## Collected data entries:
## Start
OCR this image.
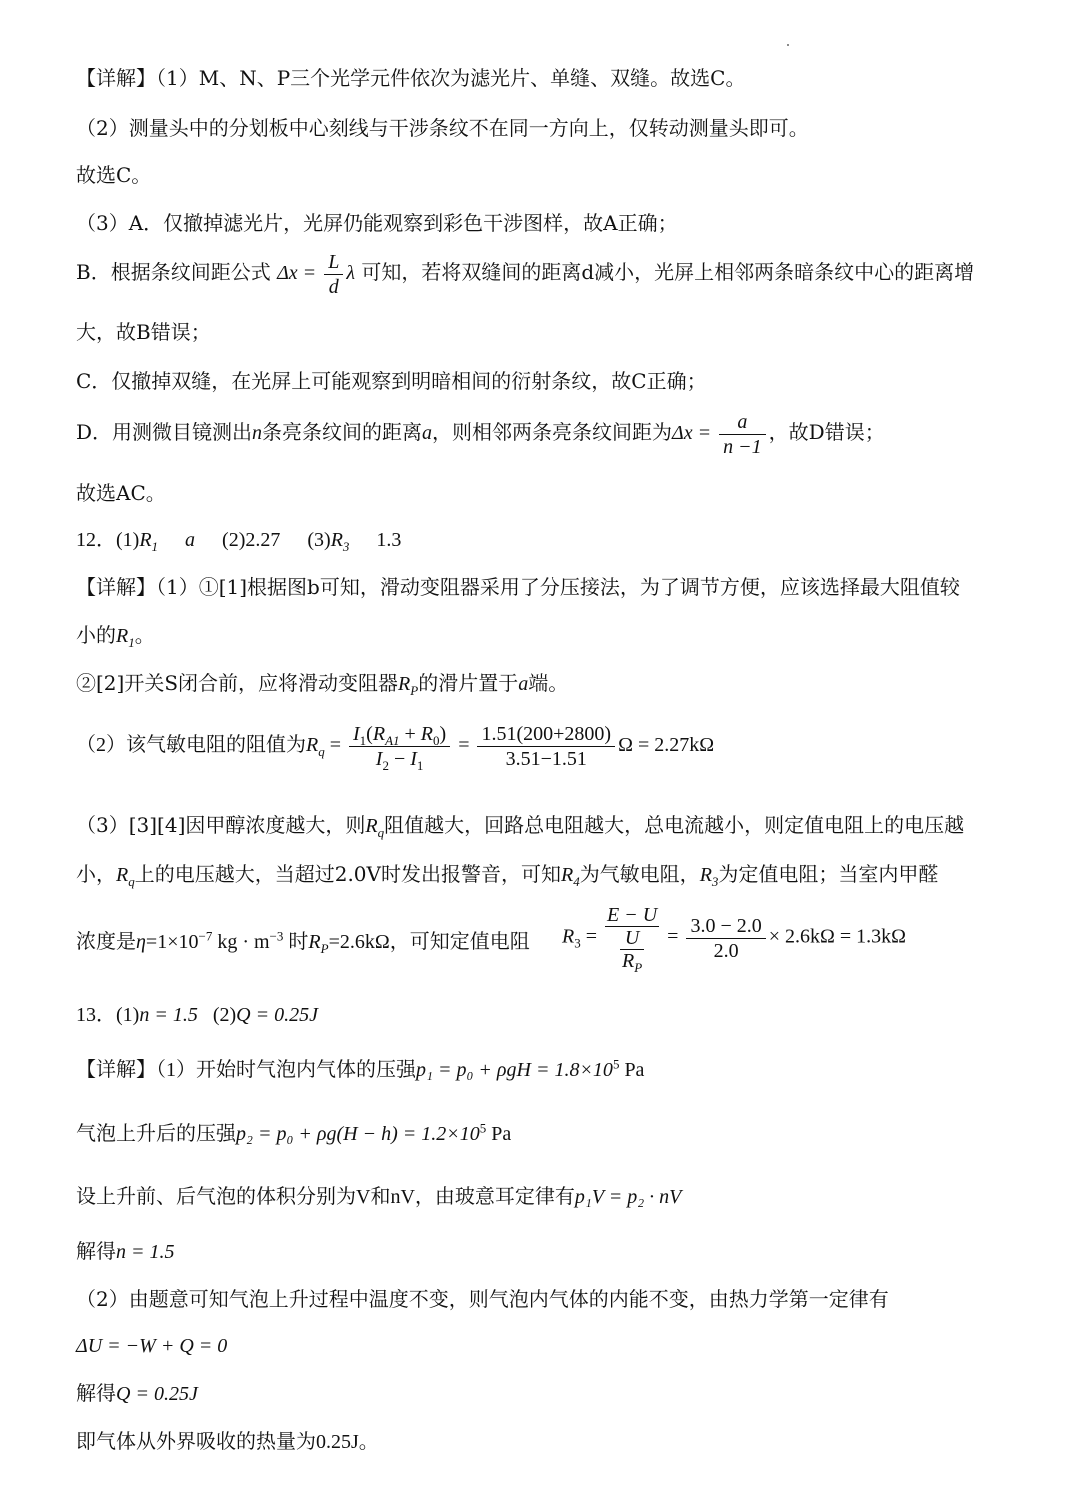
【详解】（1）M、N、P三个光学元件依次为滤光片、单缝、双缝。故选C。
（2）测量头中的分划板中心刻线与干涉条纹不在同一方向上，仅转动测量头即可。
故选C。
（3）A．仅撤掉滤光片，光屏仍能观察到彩色干涉图样，故A正确；
B．根据条纹间距公式 $\Delta x = \frac{L}{d}$ λ 可知，若将双缝间的距离d减小，光屏上相邻两条暗条纹中心的距离增
大，故B错误；
C．仅撤掉双缝，在光屏上可能观察到明暗相间的衍射条纹，故C正确；
D．用测微目镜测出n条亮条纹间的距离a，则相邻两条亮条纹间距为$\Delta x = \frac{a}{n -1}$ ，故D错误；
故选AC。
12．$(1)R_1$ a (2)2.27 $(3)R_3$ 1.3
【详解】（1）①[1]根据图b可知，滑动变阻器采用了分压接法，为了调节方便，应该选择最大阻值较
小的$R_1$。
②[2]开关S闭合前，应将滑动变阻器$R_P$的滑片置于a端。
（2）该气敏电阻的阻值为$R_q = \frac{I_1(R_{A1} + R_0)}{I_2 - I_1} = \frac{1.51(200+2800)}{3.51-1.51}$ Ω = 2.27kΩ
（3）[3][4]因甲醇浓度越大，则$R_q$阻值越大，回路总电阻越大，总电流越小，则定值电阻上的电压越
小，$R_q$上的电压越大，当超过2.0V时发出报警音，可知$R_4$为气敏电阻，$R_3$为定值电阻；当室内甲醛
浓度是$\eta=1\times 10^{-7}$ kg · $m^{-3}$ 时$R_P=2.6k\Omega$，可知定值电阻 $R_3$ =
E − U
$\frac{U}{R_P} = \frac{3.0 - 2.0}{2.0} \times 2.6k\Omega = 1.3k\Omega$
13．(1)n = 1.5 (2)Q = 0.25J
【详解】（1）开始时气泡内气体的压强$p_1 = p_0 + \rho gH = 1.8\times 10^5$ Pa
气泡上升后的压强$p_2 = p_0 + \rho g(H - h) = 1.2\times 10^5$ Pa
设上升前、后气泡的体积分别为V和nV，由玻意耳定律有p₁V = p₂ · nV
解得n = 1.5
（2）由题意可知气泡上升过程中温度不变，则气泡内气体的内能不变，由热力学第一定律有
ΔU = −W + Q = 0
解得Q = 0.25J
即气体从外界吸收的热量为0.25J。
## End
## What the task requires:
Pick out every line above that holds the word "frac" and copy it.

## Exercise output:
B．根据条纹间距公式 $\Delta x = \frac{L}{d}$ λ 可知，若将双缝间的距离d减小，光屏上相邻两条暗条纹中心的距离增
D．用测微目镜测出n条亮条纹间的距离a，则相邻两条亮条纹间距为$\Delta x = \frac{a}{n -1}$ ，故D错误；
（2）该气敏电阻的阻值为$R_q = \frac{I_1(R_{A1} + R_0)}{I_2 - I_1} = \frac{1.51(200+2800)}{3.51-1.51}$ Ω = 2.27kΩ
$\frac{U}{R_P} = \frac{3.0 - 2.0}{2.0} \times 2.6k\Omega = 1.3k\Omega$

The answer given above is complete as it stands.